(Collected data)
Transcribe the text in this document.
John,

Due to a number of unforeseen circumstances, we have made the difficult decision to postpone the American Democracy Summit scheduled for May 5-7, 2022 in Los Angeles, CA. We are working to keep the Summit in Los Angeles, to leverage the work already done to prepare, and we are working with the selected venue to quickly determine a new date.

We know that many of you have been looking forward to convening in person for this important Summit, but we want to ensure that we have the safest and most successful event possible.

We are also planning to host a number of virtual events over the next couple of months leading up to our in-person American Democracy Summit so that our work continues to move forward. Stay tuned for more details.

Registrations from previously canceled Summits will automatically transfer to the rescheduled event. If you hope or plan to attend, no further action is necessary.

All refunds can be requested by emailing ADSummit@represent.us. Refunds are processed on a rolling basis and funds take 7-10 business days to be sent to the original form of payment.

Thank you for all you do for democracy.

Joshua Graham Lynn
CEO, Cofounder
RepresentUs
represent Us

Job
Copy every record exactly, with nothing added or dropped.

Exercise solution
Transcribe the text in this document.
John,

Due to a number of unforeseen circumstances, we have made the difficult decision to postpone the American Democracy Summit scheduled for May 5-7, 2022 in Los Angeles, CA. We are working to keep the Summit in Los Angeles, to leverage the work already done to prepare, and we are working with the selected venue to quickly determine a new date.

We know that many of you have been looking forward to convening in person for this important Summit, but we want to ensure that we have the safest and most successful event possible.

We are also planning to host a number of virtual events over the next couple of months leading up to our in-person American Democracy Summit so that our work continues to move forward. Stay tuned for more details.

Registrations from previously canceled Summits will automatically transfer to the rescheduled event. If you hope or plan to attend, no further action is necessary.

All refunds can be requested by emailing ADSummit@represent.us. Refunds are processed on a rolling basis and funds take 7-10 business days to be sent to the original form of payment.

Thank you for all you do for democracy.

Joshua Graham Lynn
CEO, Cofounder
RepresentUs
represent Us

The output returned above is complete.